* Exercise prompt *
Transcribe every entry below exactly as it appears, leaving out the pictures.

═════ Dataset rows ═════

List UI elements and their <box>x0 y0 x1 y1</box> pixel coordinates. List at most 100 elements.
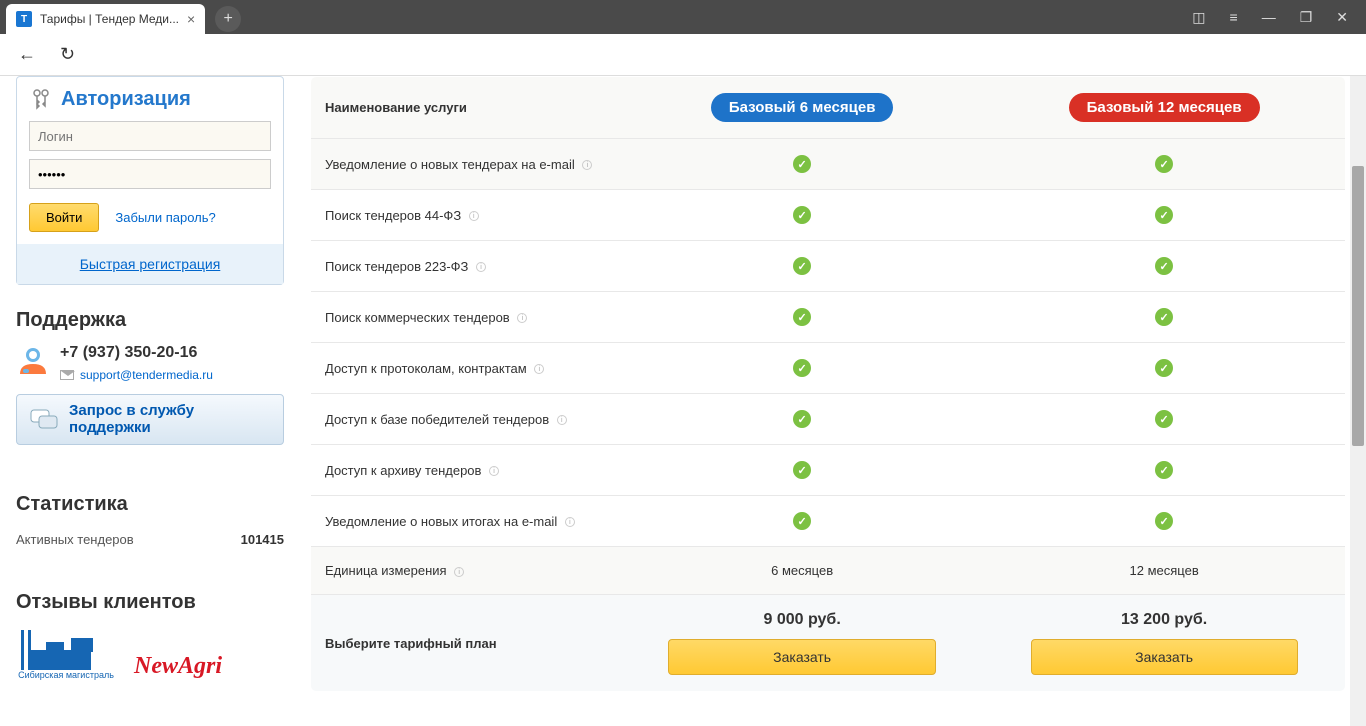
pricing-header-row: Наименование услуги Базовый 6 месяцев Ба… <box>311 77 1346 139</box>
header-feature: Наименование услуги <box>311 77 622 139</box>
unit-label: Единица измерения <box>325 563 447 578</box>
check-icon: ✓ <box>793 308 811 326</box>
feature-label: Уведомление о новых тендерах на e-mail <box>325 157 575 172</box>
plan-badge-1: Базовый 6 месяцев <box>711 93 894 122</box>
feature-row: Доступ к архиву тендеров i ✓ ✓ <box>311 445 1346 496</box>
quick-registration-link[interactable]: Быстрая регистрация <box>80 256 221 272</box>
feature-label: Доступ к базе победителей тендеров <box>325 412 549 427</box>
unit-plan2: 12 месяцев <box>983 547 1345 595</box>
feature-label: Поиск тендеров 223-ФЗ <box>325 259 468 274</box>
feature-row: Поиск тендеров 223-ФЗ i ✓ ✓ <box>311 241 1346 292</box>
check-icon: ✓ <box>1155 206 1173 224</box>
client-logo-1[interactable]: Сибирская магистраль <box>16 630 116 680</box>
pricing-table: Наименование услуги Базовый 6 месяцев Ба… <box>310 76 1346 692</box>
support-request-line2: поддержки <box>69 420 194 437</box>
tab-bar: Т Тарифы | Тендер Меди... × + ◫ ≡ — ❐ ✕ <box>0 0 1366 34</box>
order-button-plan1[interactable]: Заказать <box>668 639 935 675</box>
check-icon: ✓ <box>1155 155 1173 173</box>
support-request-line1: Запрос в службу <box>69 403 194 420</box>
maximize-icon[interactable]: ❐ <box>1300 9 1313 26</box>
feature-label: Поиск коммерческих тендеров <box>325 310 510 325</box>
feature-row: Поиск тендеров 44-ФЗ i ✓ ✓ <box>311 190 1346 241</box>
check-icon: ✓ <box>1155 461 1173 479</box>
check-icon: ✓ <box>1155 512 1173 530</box>
feature-row: Уведомление о новых итогах на e-mail i ✓… <box>311 496 1346 547</box>
feature-row: Уведомление о новых тендерах на e-mail i… <box>311 139 1346 190</box>
info-icon[interactable]: i <box>454 567 464 577</box>
order-button-plan2[interactable]: Заказать <box>1031 639 1298 675</box>
info-icon[interactable]: i <box>565 517 575 527</box>
info-icon[interactable]: i <box>469 211 479 221</box>
back-icon[interactable]: ← <box>18 44 36 65</box>
feature-label: Уведомление о новых итогах на e-mail <box>325 514 557 529</box>
check-icon: ✓ <box>1155 308 1173 326</box>
info-icon[interactable]: i <box>582 160 592 170</box>
feature-label: Доступ к архиву тендеров <box>325 463 481 478</box>
scrollbar-thumb[interactable] <box>1352 166 1364 446</box>
stats-row: Активных тендеров 101415 <box>16 528 284 551</box>
price-row: Выберите тарифный план 9 000 руб. Заказа… <box>311 595 1346 692</box>
check-icon: ✓ <box>793 410 811 428</box>
forgot-password-link[interactable]: Забыли пароль? <box>115 210 215 225</box>
price-plan1: 9 000 руб. <box>635 611 969 629</box>
feature-row: Доступ к протоколам, контрактам i ✓ ✓ <box>311 343 1346 394</box>
close-window-icon[interactable]: ✕ <box>1336 9 1348 26</box>
main-content: Наименование услуги Базовый 6 месяцев Ба… <box>300 76 1366 726</box>
check-icon: ✓ <box>793 461 811 479</box>
scrollbar-track[interactable] <box>1350 76 1366 726</box>
select-plan-label: Выберите тарифный план <box>311 595 622 692</box>
page-viewport: Авторизация Войти Забыли пароль? Быстрая… <box>0 76 1366 726</box>
tab-close-icon[interactable]: × <box>187 11 195 27</box>
favicon: Т <box>16 11 32 27</box>
unit-plan1: 6 месяцев <box>621 547 983 595</box>
info-icon[interactable]: i <box>534 364 544 374</box>
support-phone: +7 (937) 350-20-16 <box>60 344 213 362</box>
nav-bar: ← ↻ <box>0 34 1366 76</box>
check-icon: ✓ <box>793 206 811 224</box>
login-input[interactable] <box>29 121 271 151</box>
keys-icon <box>29 87 53 111</box>
info-icon[interactable]: i <box>517 313 527 323</box>
info-icon[interactable]: i <box>476 262 486 272</box>
check-icon: ✓ <box>793 359 811 377</box>
support-request-button[interactable]: Запрос в службу поддержки <box>16 394 284 445</box>
support-title: Поддержка <box>16 309 284 332</box>
browser-chrome: Т Тарифы | Тендер Меди... × + ◫ ≡ — ❐ ✕ … <box>0 0 1366 76</box>
minimize-icon[interactable]: — <box>1262 9 1276 25</box>
feature-row: Поиск коммерческих тендеров i ✓ ✓ <box>311 292 1346 343</box>
client-logo-1-label: Сибирская магистраль <box>18 670 114 680</box>
check-icon: ✓ <box>1155 410 1173 428</box>
feature-row: Доступ к базе победителей тендеров i ✓ ✓ <box>311 394 1346 445</box>
headset-icon <box>16 344 50 378</box>
support-email-link[interactable]: support@tendermedia.ru <box>80 368 213 382</box>
check-icon: ✓ <box>793 512 811 530</box>
window-controls: ◫ ≡ — ❐ ✕ <box>1174 0 1366 34</box>
menu-icon[interactable]: ≡ <box>1230 9 1238 25</box>
review-logos: Сибирская магистраль NewAgri <box>16 630 284 680</box>
check-icon: ✓ <box>793 257 811 275</box>
bookmark-icon[interactable]: ◫ <box>1192 9 1205 26</box>
support-contact: +7 (937) 350-20-16 support@tendermedia.r… <box>16 344 284 382</box>
unit-row: Единица измерения i 6 месяцев 12 месяцев <box>311 547 1346 595</box>
stats-value: 101415 <box>241 532 284 547</box>
check-icon: ✓ <box>1155 257 1173 275</box>
tab-title: Тарифы | Тендер Меди... <box>40 12 179 26</box>
sidebar: Авторизация Войти Забыли пароль? Быстрая… <box>0 76 300 726</box>
new-tab-button[interactable]: + <box>215 6 241 32</box>
client-logo-2[interactable]: NewAgri <box>134 653 222 680</box>
plan-badge-2: Базовый 12 месяцев <box>1069 93 1260 122</box>
feature-label: Поиск тендеров 44-ФЗ <box>325 208 461 223</box>
stats-label: Активных тендеров <box>16 532 134 547</box>
info-icon[interactable]: i <box>489 466 499 476</box>
chat-icon <box>29 408 59 432</box>
info-icon[interactable]: i <box>557 415 567 425</box>
auth-box: Авторизация Войти Забыли пароль? Быстрая… <box>16 76 284 285</box>
reload-icon[interactable]: ↻ <box>60 44 75 65</box>
login-button[interactable]: Войти <box>29 203 99 232</box>
check-icon: ✓ <box>793 155 811 173</box>
browser-tab[interactable]: Т Тарифы | Тендер Меди... × <box>6 4 205 34</box>
price-plan2: 13 200 руб. <box>997 611 1331 629</box>
feature-label: Доступ к протоколам, контрактам <box>325 361 527 376</box>
password-input[interactable] <box>29 159 271 189</box>
check-icon: ✓ <box>1155 359 1173 377</box>
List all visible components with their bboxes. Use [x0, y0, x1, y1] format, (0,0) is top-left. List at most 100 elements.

═════

* Response to this task *
List UI elements and their <box>x0 y0 x1 y1</box> pixel coordinates. List at most 100 elements.
pricing-header-row: Наименование услуги Базовый 6 месяцев Ба… <box>311 77 1346 139</box>
header-feature: Наименование услуги <box>311 77 622 139</box>
unit-label: Единица измерения <box>325 563 447 578</box>
check-icon: ✓ <box>793 308 811 326</box>
feature-label: Уведомление о новых тендерах на e-mail <box>325 157 575 172</box>
plan-badge-1: Базовый 6 месяцев <box>711 93 894 122</box>
feature-row: Доступ к архиву тендеров i ✓ ✓ <box>311 445 1346 496</box>
quick-registration-link[interactable]: Быстрая регистрация <box>80 256 221 272</box>
feature-label: Доступ к базе победителей тендеров <box>325 412 549 427</box>
unit-plan2: 12 месяцев <box>983 547 1345 595</box>
feature-label: Поиск тендеров 223-ФЗ <box>325 259 468 274</box>
feature-row: Поиск тендеров 223-ФЗ i ✓ ✓ <box>311 241 1346 292</box>
check-icon: ✓ <box>1155 206 1173 224</box>
client-logo-1[interactable]: Сибирская магистраль <box>16 630 116 680</box>
pricing-table: Наименование услуги Базовый 6 месяцев Ба… <box>310 76 1346 692</box>
support-request-line2: поддержки <box>69 420 194 437</box>
tab-bar: Т Тарифы | Тендер Меди... × + ◫ ≡ — ❐ ✕ <box>0 0 1366 34</box>
order-button-plan1[interactable]: Заказать <box>668 639 935 675</box>
check-icon: ✓ <box>1155 155 1173 173</box>
support-request-line1: Запрос в службу <box>69 403 194 420</box>
maximize-icon[interactable]: ❐ <box>1300 9 1313 26</box>
feature-label: Поиск коммерческих тендеров <box>325 310 510 325</box>
feature-row: Поиск тендеров 44-ФЗ i ✓ ✓ <box>311 190 1346 241</box>
check-icon: ✓ <box>1155 461 1173 479</box>
check-icon: ✓ <box>1155 512 1173 530</box>
feature-row: Уведомление о новых итогах на e-mail i ✓… <box>311 496 1346 547</box>
feature-row: Уведомление о новых тендерах на e-mail i… <box>311 139 1346 190</box>
info-icon[interactable]: i <box>454 567 464 577</box>
order-button-plan2[interactable]: Заказать <box>1031 639 1298 675</box>
info-icon[interactable]: i <box>565 517 575 527</box>
info-icon[interactable]: i <box>469 211 479 221</box>
back-icon[interactable]: ← <box>18 44 36 65</box>
feature-label: Уведомление о новых итогах на e-mail <box>325 514 557 529</box>
check-icon: ✓ <box>1155 308 1173 326</box>
info-icon[interactable]: i <box>582 160 592 170</box>
feature-label: Доступ к архиву тендеров <box>325 463 481 478</box>
scrollbar-thumb[interactable] <box>1352 166 1364 446</box>
stats-row: Активных тендеров 101415 <box>16 528 284 551</box>
price-row: Выберите тарифный план 9 000 руб. Заказа… <box>311 595 1346 692</box>
check-icon: ✓ <box>793 410 811 428</box>
forgot-password-link[interactable]: Забыли пароль? <box>115 210 215 225</box>
price-plan1: 9 000 руб. <box>635 611 969 629</box>
feature-row: Доступ к протоколам, контрактам i ✓ ✓ <box>311 343 1346 394</box>
close-window-icon[interactable]: ✕ <box>1336 9 1348 26</box>
main-content: Наименование услуги Базовый 6 месяцев Ба… <box>300 76 1366 726</box>
check-icon: ✓ <box>793 461 811 479</box>
scrollbar-track[interactable] <box>1350 76 1366 726</box>
select-plan-label: Выберите тарифный план <box>311 595 622 692</box>
page-viewport: Авторизация Войти Забыли пароль? Быстрая… <box>0 76 1366 726</box>
tab-close-icon[interactable]: × <box>187 11 195 27</box>
favicon: Т <box>16 11 32 27</box>
unit-plan1: 6 месяцев <box>621 547 983 595</box>
info-icon[interactable]: i <box>534 364 544 374</box>
support-phone: +7 (937) 350-20-16 <box>60 344 213 362</box>
nav-bar: ← ↻ <box>0 34 1366 76</box>
check-icon: ✓ <box>793 206 811 224</box>
login-input[interactable] <box>29 121 271 151</box>
keys-icon <box>29 87 53 111</box>
info-icon[interactable]: i <box>517 313 527 323</box>
info-icon[interactable]: i <box>476 262 486 272</box>
check-icon: ✓ <box>793 359 811 377</box>
support-request-button[interactable]: Запрос в службу поддержки <box>16 394 284 445</box>
support-title: Поддержка <box>16 309 284 332</box>
browser-chrome: Т Тарифы | Тендер Меди... × + ◫ ≡ — ❐ ✕ … <box>0 0 1366 76</box>
minimize-icon[interactable]: — <box>1262 9 1276 25</box>
feature-row: Поиск коммерческих тендеров i ✓ ✓ <box>311 292 1346 343</box>
client-logo-1-label: Сибирская магистраль <box>18 670 114 680</box>
check-icon: ✓ <box>1155 410 1173 428</box>
feature-row: Доступ к базе победителей тендеров i ✓ ✓ <box>311 394 1346 445</box>
headset-icon <box>16 344 50 378</box>
support-email-link[interactable]: support@tendermedia.ru <box>80 368 213 382</box>
check-icon: ✓ <box>793 512 811 530</box>
window-controls: ◫ ≡ — ❐ ✕ <box>1174 0 1366 34</box>
menu-icon[interactable]: ≡ <box>1230 9 1238 25</box>
review-logos: Сибирская магистраль NewAgri <box>16 630 284 680</box>
check-icon: ✓ <box>793 257 811 275</box>
bookmark-icon[interactable]: ◫ <box>1192 9 1205 26</box>
support-contact: +7 (937) 350-20-16 support@tendermedia.r… <box>16 344 284 382</box>
unit-row: Единица измерения i 6 месяцев 12 месяцев <box>311 547 1346 595</box>
stats-value: 101415 <box>241 532 284 547</box>
check-icon: ✓ <box>1155 257 1173 275</box>
tab-title: Тарифы | Тендер Меди... <box>40 12 179 26</box>
sidebar: Авторизация Войти Забыли пароль? Быстрая… <box>0 76 300 726</box>
new-tab-button[interactable]: + <box>215 6 241 32</box>
client-logo-2[interactable]: NewAgri <box>134 653 222 680</box>
plan-badge-2: Базовый 12 месяцев <box>1069 93 1260 122</box>
feature-label: Поиск тендеров 44-ФЗ <box>325 208 461 223</box>
stats-label: Активных тендеров <box>16 532 134 547</box>
info-icon[interactable]: i <box>489 466 499 476</box>
chat-icon <box>29 408 59 432</box>
info-icon[interactable]: i <box>557 415 567 425</box>
auth-box: Авторизация Войти Забыли пароль? Быстрая… <box>16 76 284 285</box>
reload-icon[interactable]: ↻ <box>60 44 75 65</box>
login-button[interactable]: Войти <box>29 203 99 232</box>
check-icon: ✓ <box>793 155 811 173</box>
browser-tab[interactable]: Т Тарифы | Тендер Меди... × <box>6 4 205 34</box>
price-plan2: 13 200 руб. <box>997 611 1331 629</box>
feature-label: Доступ к протоколам, контрактам <box>325 361 527 376</box>
password-input[interactable] <box>29 159 271 189</box>
check-icon: ✓ <box>1155 359 1173 377</box>
List all visible components with their bboxes. Use [x0, y0, x1, y1] format, (0,0) is top-left. List at most 100 elements.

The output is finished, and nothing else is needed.